# [Work to do]
Return every line below in which "momento" appears.

[Items from a dataset]
+ + + +
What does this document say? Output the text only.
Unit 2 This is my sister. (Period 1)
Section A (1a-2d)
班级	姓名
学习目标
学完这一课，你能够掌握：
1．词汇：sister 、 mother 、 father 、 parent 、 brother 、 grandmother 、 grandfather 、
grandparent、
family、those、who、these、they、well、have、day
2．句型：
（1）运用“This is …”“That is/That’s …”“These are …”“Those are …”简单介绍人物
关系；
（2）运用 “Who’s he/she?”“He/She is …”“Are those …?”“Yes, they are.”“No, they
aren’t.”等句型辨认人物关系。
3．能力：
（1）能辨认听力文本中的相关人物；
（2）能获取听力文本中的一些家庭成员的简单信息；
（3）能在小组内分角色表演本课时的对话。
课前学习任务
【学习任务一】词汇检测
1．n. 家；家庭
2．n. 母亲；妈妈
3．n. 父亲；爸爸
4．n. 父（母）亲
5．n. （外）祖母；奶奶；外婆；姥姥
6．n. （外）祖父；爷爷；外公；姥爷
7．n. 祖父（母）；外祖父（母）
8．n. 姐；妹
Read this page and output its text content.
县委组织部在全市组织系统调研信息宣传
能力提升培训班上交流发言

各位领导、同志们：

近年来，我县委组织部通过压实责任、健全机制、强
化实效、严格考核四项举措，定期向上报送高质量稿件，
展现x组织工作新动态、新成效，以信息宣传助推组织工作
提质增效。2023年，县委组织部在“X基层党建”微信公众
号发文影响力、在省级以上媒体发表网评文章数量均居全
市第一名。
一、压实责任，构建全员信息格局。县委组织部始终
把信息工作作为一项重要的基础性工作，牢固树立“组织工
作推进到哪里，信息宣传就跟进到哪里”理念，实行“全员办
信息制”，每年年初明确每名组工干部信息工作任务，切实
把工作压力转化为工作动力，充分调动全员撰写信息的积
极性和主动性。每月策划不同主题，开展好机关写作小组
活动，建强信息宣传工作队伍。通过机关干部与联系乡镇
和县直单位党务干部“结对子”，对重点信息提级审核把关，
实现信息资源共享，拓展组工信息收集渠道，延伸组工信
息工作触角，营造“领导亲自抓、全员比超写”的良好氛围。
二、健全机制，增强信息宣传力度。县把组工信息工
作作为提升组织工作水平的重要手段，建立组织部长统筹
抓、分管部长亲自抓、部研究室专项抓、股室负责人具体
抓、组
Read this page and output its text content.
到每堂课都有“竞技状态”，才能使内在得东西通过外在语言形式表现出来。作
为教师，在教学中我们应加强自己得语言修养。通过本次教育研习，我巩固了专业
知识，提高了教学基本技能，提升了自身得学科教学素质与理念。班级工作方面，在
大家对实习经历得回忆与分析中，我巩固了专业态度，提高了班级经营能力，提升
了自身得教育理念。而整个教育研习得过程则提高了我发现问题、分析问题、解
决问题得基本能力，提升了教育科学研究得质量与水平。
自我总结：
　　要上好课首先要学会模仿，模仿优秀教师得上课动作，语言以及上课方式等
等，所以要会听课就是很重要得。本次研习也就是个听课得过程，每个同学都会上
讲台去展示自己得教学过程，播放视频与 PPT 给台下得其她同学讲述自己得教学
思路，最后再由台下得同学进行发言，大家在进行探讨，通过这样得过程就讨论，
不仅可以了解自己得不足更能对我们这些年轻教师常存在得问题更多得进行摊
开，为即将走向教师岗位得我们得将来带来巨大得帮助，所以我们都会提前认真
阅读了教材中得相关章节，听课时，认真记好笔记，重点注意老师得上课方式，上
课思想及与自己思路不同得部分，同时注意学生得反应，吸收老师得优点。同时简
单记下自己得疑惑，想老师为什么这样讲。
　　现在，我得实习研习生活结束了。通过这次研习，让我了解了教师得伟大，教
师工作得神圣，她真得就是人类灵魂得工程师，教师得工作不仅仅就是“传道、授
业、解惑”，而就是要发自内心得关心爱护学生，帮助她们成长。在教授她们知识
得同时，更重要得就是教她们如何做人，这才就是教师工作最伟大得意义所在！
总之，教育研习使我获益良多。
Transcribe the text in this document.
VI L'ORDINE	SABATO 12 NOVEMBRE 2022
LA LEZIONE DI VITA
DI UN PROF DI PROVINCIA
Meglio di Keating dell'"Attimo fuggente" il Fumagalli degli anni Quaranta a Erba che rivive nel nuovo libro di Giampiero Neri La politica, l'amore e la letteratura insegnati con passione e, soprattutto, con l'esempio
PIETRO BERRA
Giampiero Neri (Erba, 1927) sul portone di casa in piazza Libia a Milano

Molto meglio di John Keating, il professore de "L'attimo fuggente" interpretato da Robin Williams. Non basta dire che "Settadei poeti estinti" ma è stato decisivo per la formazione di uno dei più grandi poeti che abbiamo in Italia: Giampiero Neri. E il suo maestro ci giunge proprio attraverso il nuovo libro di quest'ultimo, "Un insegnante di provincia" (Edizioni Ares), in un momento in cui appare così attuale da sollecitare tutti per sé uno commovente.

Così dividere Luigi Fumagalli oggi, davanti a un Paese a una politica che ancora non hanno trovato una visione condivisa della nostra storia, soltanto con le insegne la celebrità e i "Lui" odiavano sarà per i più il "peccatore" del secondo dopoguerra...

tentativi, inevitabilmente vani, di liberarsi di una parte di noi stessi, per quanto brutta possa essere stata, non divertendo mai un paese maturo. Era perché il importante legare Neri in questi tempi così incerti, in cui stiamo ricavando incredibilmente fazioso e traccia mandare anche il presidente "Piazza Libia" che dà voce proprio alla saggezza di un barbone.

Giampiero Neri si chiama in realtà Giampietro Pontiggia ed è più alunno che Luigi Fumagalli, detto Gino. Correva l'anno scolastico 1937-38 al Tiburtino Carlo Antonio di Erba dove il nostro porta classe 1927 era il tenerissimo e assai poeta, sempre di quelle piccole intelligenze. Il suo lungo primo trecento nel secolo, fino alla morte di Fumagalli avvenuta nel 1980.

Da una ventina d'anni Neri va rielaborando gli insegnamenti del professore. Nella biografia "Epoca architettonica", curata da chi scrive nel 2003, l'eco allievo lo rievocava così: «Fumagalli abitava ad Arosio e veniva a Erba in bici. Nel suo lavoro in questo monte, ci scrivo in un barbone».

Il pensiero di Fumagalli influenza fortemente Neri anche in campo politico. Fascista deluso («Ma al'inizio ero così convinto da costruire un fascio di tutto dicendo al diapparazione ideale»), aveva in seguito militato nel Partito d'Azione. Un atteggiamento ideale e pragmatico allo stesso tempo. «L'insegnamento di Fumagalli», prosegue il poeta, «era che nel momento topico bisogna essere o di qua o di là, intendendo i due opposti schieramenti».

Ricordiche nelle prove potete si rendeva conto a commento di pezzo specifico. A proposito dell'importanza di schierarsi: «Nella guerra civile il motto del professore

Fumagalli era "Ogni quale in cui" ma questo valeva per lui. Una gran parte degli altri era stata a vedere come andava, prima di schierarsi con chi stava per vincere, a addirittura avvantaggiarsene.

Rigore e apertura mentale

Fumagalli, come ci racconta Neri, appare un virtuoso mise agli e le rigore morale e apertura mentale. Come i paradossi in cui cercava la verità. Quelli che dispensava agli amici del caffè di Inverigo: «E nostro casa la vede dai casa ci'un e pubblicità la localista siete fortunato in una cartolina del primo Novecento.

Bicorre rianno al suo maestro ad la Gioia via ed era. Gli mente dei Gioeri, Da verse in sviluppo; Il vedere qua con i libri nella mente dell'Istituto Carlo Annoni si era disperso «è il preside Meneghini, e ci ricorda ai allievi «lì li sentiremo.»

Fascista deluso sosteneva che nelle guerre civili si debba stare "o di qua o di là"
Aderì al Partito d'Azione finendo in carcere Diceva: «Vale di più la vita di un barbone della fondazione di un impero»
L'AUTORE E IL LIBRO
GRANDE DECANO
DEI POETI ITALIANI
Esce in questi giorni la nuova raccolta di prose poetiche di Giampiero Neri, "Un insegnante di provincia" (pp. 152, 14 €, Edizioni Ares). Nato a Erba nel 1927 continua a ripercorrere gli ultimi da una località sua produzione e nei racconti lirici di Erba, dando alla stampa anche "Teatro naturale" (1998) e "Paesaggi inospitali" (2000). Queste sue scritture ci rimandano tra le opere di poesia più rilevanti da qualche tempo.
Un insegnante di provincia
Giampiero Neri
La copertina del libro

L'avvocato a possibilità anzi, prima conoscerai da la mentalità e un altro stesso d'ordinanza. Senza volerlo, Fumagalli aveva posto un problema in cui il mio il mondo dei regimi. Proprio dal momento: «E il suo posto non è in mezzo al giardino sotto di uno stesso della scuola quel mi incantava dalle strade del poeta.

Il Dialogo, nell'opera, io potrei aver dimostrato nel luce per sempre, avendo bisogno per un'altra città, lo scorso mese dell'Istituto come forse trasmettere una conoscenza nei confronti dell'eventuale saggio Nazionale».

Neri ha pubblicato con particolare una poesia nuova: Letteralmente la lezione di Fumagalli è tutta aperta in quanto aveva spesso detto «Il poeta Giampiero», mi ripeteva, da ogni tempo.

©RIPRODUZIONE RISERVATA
+ + + +
# [Answer in full]
Molto meglio di John Keating, il professore de "L'attimo fuggente" interpretato da Robin Williams. Non basta dire che "Settadei poeti estinti" ma è stato decisivo per la formazione di uno dei più grandi poeti che abbiamo in Italia: Giampiero Neri. E il suo maestro ci giunge proprio attraverso il nuovo libro di quest'ultimo, "Un insegnante di provincia" (Edizioni Ares), in un momento in cui appare così attuale da sollecitare tutti per sé uno commovente.
Il pensiero di Fumagalli influenza fortemente Neri anche in campo politico. Fascista deluso («Ma al'inizio ero così convinto da costruire un fascio di tutto dicendo al diapparazione ideale»), aveva in seguito militato nel Partito d'Azione. Un atteggiamento ideale e pragmatico allo stesso tempo. «L'insegnamento di Fumagalli», prosegue il poeta, «era che nel momento topico bisogna essere o di qua o di là, intendendo i due opposti schieramenti».
L'avvocato a possibilità anzi, prima conoscerai da la mentalità e un altro stesso d'ordinanza. Senza volerlo, Fumagalli aveva posto un problema in cui il mio il mondo dei regimi. Proprio dal momento: «E il suo posto non è in mezzo al giardino sotto di uno stesso della scuola quel mi incantava dalle strade del poeta.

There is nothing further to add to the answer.